* [OBJECTIVE]
Write out the entries below once more, exactly.

* START *

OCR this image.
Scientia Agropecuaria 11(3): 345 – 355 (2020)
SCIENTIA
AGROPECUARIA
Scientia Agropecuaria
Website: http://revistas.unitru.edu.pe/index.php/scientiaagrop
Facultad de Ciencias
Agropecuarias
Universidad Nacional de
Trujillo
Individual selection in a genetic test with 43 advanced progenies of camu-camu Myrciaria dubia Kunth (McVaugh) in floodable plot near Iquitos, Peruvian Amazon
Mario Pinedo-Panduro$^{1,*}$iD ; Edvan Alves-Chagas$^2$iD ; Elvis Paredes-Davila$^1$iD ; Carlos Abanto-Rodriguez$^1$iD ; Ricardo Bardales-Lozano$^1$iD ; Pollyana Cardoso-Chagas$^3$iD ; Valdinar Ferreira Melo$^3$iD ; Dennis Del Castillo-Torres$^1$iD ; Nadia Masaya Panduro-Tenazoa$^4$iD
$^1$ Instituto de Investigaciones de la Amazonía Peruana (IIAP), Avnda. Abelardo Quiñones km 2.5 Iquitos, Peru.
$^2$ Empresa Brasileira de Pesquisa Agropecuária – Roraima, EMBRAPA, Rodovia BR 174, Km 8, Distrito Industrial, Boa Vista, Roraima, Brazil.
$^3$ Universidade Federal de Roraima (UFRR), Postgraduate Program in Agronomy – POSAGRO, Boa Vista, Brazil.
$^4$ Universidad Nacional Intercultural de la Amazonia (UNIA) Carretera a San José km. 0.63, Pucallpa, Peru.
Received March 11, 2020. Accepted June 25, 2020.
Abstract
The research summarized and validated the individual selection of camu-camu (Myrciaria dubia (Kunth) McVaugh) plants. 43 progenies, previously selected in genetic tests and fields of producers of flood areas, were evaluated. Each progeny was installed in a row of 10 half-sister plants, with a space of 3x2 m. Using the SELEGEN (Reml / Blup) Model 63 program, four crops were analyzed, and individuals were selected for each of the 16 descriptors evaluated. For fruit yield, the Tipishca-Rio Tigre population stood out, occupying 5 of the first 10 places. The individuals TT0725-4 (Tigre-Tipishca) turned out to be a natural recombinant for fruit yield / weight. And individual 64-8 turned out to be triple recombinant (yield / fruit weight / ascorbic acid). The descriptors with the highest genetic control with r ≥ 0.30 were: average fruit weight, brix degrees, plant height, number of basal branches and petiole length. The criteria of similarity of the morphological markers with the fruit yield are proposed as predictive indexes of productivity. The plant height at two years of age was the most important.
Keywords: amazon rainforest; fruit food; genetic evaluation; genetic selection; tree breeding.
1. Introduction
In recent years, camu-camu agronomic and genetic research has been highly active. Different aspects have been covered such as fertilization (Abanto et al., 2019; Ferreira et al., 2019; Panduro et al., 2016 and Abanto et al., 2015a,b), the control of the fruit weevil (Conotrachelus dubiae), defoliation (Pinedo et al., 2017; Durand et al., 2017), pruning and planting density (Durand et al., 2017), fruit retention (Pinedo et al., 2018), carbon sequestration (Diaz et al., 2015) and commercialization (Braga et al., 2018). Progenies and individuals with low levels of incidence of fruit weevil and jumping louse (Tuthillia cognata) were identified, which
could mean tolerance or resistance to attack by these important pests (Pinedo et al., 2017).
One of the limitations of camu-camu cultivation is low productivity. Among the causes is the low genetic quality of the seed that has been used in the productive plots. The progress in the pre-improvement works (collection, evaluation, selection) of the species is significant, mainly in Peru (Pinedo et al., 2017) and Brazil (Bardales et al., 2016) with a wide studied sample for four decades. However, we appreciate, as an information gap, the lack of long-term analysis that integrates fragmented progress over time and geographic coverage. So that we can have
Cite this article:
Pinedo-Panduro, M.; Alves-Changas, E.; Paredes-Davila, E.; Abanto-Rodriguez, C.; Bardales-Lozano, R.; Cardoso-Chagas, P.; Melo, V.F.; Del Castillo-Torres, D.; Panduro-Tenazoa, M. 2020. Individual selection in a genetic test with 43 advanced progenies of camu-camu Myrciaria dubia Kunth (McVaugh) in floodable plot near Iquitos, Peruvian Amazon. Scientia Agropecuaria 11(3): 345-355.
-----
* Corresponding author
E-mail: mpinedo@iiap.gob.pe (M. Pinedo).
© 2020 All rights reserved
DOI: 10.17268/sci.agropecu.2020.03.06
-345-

* END *

* [OUTPUT OF THE TASK]
OCR this image.
Scientia Agropecuaria 11(3): 345 – 355 (2020)
SCIENTIA
AGROPECUARIA
Scientia Agropecuaria
Website: http://revistas.unitru.edu.pe/index.php/scientiaagrop
Facultad de Ciencias
Agropecuarias
Universidad Nacional de
Trujillo
Individual selection in a genetic test with 43 advanced progenies of camu-camu Myrciaria dubia Kunth (McVaugh) in floodable plot near Iquitos, Peruvian Amazon
Mario Pinedo-Panduro$^{1,*}$iD ; Edvan Alves-Chagas$^2$iD ; Elvis Paredes-Davila$^1$iD ; Carlos Abanto-Rodriguez$^1$iD ; Ricardo Bardales-Lozano$^1$iD ; Pollyana Cardoso-Chagas$^3$iD ; Valdinar Ferreira Melo$^3$iD ; Dennis Del Castillo-Torres$^1$iD ; Nadia Masaya Panduro-Tenazoa$^4$iD
$^1$ Instituto de Investigaciones de la Amazonía Peruana (IIAP), Avnda. Abelardo Quiñones km 2.5 Iquitos, Peru.
$^2$ Empresa Brasileira de Pesquisa Agropecuária – Roraima, EMBRAPA, Rodovia BR 174, Km 8, Distrito Industrial, Boa Vista, Roraima, Brazil.
$^3$ Universidade Federal de Roraima (UFRR), Postgraduate Program in Agronomy – POSAGRO, Boa Vista, Brazil.
$^4$ Universidad Nacional Intercultural de la Amazonia (UNIA) Carretera a San José km. 0.63, Pucallpa, Peru.
Received March 11, 2020. Accepted June 25, 2020.
Abstract
The research summarized and validated the individual selection of camu-camu (Myrciaria dubia (Kunth) McVaugh) plants. 43 progenies, previously selected in genetic tests and fields of producers of flood areas, were evaluated. Each progeny was installed in a row of 10 half-sister plants, with a space of 3x2 m. Using the SELEGEN (Reml / Blup) Model 63 program, four crops were analyzed, and individuals were selected for each of the 16 descriptors evaluated. For fruit yield, the Tipishca-Rio Tigre population stood out, occupying 5 of the first 10 places. The individuals TT0725-4 (Tigre-Tipishca) turned out to be a natural recombinant for fruit yield / weight. And individual 64-8 turned out to be triple recombinant (yield / fruit weight / ascorbic acid). The descriptors with the highest genetic control with r ≥ 0.30 were: average fruit weight, brix degrees, plant height, number of basal branches and petiole length. The criteria of similarity of the morphological markers with the fruit yield are proposed as predictive indexes of productivity. The plant height at two years of age was the most important.
Keywords: amazon rainforest; fruit food; genetic evaluation; genetic selection; tree breeding.
1. Introduction
In recent years, camu-camu agronomic and genetic research has been highly active. Different aspects have been covered such as fertilization (Abanto et al., 2019; Ferreira et al., 2019; Panduro et al., 2016 and Abanto et al., 2015a,b), the control of the fruit weevil (Conotrachelus dubiae), defoliation (Pinedo et al., 2017; Durand et al., 2017), pruning and planting density (Durand et al., 2017), fruit retention (Pinedo et al., 2018), carbon sequestration (Diaz et al., 2015) and commercialization (Braga et al., 2018). Progenies and individuals with low levels of incidence of fruit weevil and jumping louse (Tuthillia cognata) were identified, which
could mean tolerance or resistance to attack by these important pests (Pinedo et al., 2017).
One of the limitations of camu-camu cultivation is low productivity. Among the causes is the low genetic quality of the seed that has been used in the productive plots. The progress in the pre-improvement works (collection, evaluation, selection) of the species is significant, mainly in Peru (Pinedo et al., 2017) and Brazil (Bardales et al., 2016) with a wide studied sample for four decades. However, we appreciate, as an information gap, the lack of long-term analysis that integrates fragmented progress over time and geographic coverage. So that we can have
Cite this article:
Pinedo-Panduro, M.; Alves-Changas, E.; Paredes-Davila, E.; Abanto-Rodriguez, C.; Bardales-Lozano, R.; Cardoso-Chagas, P.; Melo, V.F.; Del Castillo-Torres, D.; Panduro-Tenazoa, M. 2020. Individual selection in a genetic test with 43 advanced progenies of camu-camu Myrciaria dubia Kunth (McVaugh) in floodable plot near Iquitos, Peruvian Amazon. Scientia Agropecuaria 11(3): 345-355.
-----
* Corresponding author
E-mail: mpinedo@iiap.gob.pe (M. Pinedo).
© 2020 All rights reserved
DOI: 10.17268/sci.agropecu.2020.03.06
-345-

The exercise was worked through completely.